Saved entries
________
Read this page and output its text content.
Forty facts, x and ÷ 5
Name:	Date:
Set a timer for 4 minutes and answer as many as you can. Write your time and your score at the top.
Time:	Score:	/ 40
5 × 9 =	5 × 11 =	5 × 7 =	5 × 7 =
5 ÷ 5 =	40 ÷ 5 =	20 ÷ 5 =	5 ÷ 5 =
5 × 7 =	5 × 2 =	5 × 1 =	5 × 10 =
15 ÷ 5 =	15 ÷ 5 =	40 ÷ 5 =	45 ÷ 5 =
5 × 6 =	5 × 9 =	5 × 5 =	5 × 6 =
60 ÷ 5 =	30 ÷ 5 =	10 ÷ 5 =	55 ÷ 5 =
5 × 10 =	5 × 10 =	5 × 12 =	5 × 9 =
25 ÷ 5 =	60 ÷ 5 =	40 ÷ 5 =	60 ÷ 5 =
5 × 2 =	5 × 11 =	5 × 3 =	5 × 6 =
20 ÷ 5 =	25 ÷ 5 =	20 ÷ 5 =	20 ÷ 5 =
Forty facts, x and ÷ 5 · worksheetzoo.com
________
■ **Aim**
Output all preceding records character for character.

■ **Complete output**
Read this page and output its text content.
Forty facts, x and ÷ 5
Name:	Date:
Set a timer for 4 minutes and answer as many as you can. Write your time and your score at the top.
Time:	Score:	/ 40
5 × 9 =	5 × 11 =	5 × 7 =	5 × 7 =
5 ÷ 5 =	40 ÷ 5 =	20 ÷ 5 =	5 ÷ 5 =
5 × 7 =	5 × 2 =	5 × 1 =	5 × 10 =
15 ÷ 5 =	15 ÷ 5 =	40 ÷ 5 =	45 ÷ 5 =
5 × 6 =	5 × 9 =	5 × 5 =	5 × 6 =
60 ÷ 5 =	30 ÷ 5 =	10 ÷ 5 =	55 ÷ 5 =
5 × 10 =	5 × 10 =	5 × 12 =	5 × 9 =
25 ÷ 5 =	60 ÷ 5 =	40 ÷ 5 =	60 ÷ 5 =
5 × 2 =	5 × 11 =	5 × 3 =	5 × 6 =
20 ÷ 5 =	25 ÷ 5 =	20 ÷ 5 =	20 ÷ 5 =
Forty facts, x and ÷ 5 · worksheetzoo.com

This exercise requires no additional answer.